======== Extracted information

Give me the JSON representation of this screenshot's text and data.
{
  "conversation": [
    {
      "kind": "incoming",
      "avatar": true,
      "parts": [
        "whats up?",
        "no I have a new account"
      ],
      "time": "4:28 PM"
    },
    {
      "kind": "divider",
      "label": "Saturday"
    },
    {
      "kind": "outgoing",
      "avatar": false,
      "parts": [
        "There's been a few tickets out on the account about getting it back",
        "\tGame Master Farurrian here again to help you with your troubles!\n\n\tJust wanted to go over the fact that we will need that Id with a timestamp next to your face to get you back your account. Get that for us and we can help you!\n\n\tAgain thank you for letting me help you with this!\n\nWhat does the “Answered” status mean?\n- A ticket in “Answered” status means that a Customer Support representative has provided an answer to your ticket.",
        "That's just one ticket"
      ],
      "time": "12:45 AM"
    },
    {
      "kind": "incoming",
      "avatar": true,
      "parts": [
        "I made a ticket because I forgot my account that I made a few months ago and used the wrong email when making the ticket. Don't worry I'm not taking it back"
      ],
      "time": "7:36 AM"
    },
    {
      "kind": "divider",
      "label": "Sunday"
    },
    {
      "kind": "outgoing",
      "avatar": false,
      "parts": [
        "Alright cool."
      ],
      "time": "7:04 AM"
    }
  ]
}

================
======== Extracted information

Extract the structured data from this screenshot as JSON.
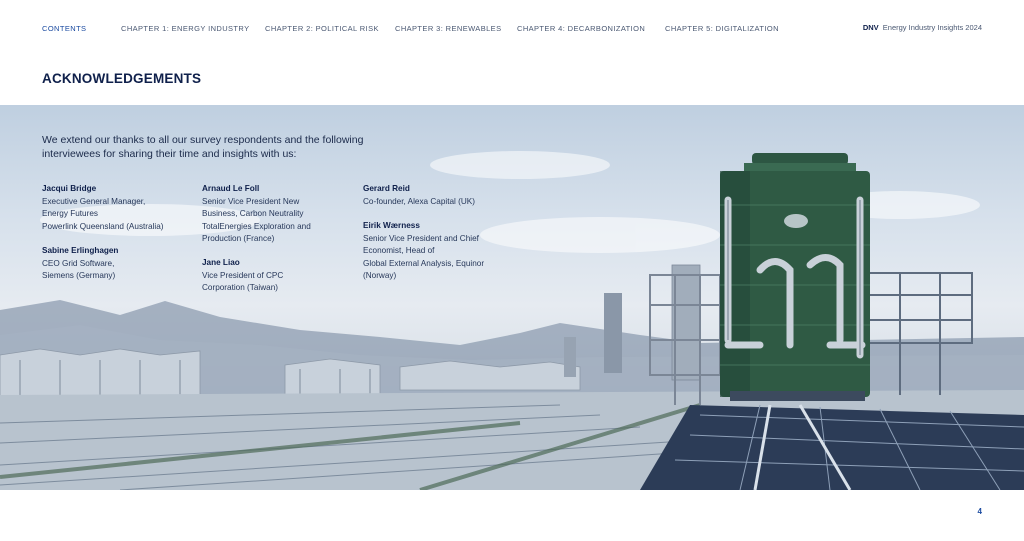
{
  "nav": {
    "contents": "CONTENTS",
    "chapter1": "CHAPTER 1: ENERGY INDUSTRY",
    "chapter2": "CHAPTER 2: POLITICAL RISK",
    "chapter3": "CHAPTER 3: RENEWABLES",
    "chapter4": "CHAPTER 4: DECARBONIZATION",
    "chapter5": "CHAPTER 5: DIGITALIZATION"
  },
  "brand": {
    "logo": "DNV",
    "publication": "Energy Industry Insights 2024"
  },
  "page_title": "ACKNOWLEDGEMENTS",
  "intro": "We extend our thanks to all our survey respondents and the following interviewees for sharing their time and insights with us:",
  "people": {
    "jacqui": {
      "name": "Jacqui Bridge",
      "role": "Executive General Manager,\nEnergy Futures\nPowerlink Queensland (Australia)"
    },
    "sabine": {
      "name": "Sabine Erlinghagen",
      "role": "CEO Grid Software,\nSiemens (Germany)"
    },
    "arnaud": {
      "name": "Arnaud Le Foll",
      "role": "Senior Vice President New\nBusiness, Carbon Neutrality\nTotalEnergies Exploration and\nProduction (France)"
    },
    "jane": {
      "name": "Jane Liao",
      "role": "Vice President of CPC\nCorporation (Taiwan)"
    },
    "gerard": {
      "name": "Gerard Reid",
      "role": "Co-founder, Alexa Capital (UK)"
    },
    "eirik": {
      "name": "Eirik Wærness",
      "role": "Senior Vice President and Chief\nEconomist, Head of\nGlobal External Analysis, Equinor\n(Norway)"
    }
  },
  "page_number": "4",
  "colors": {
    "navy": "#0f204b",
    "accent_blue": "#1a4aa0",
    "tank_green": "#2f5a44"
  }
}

================

• _Direction_:
Extract every line that has the string "CHAPTER" in it.

• _Answer to the problem_:
    "chapter1": "CHAPTER 1: ENERGY INDUSTRY",
    "chapter2": "CHAPTER 2: POLITICAL RISK",
    "chapter3": "CHAPTER 3: RENEWABLES",
    "chapter4": "CHAPTER 4: DECARBONIZATION",
    "chapter5": "CHAPTER 5: DIGITALIZATION"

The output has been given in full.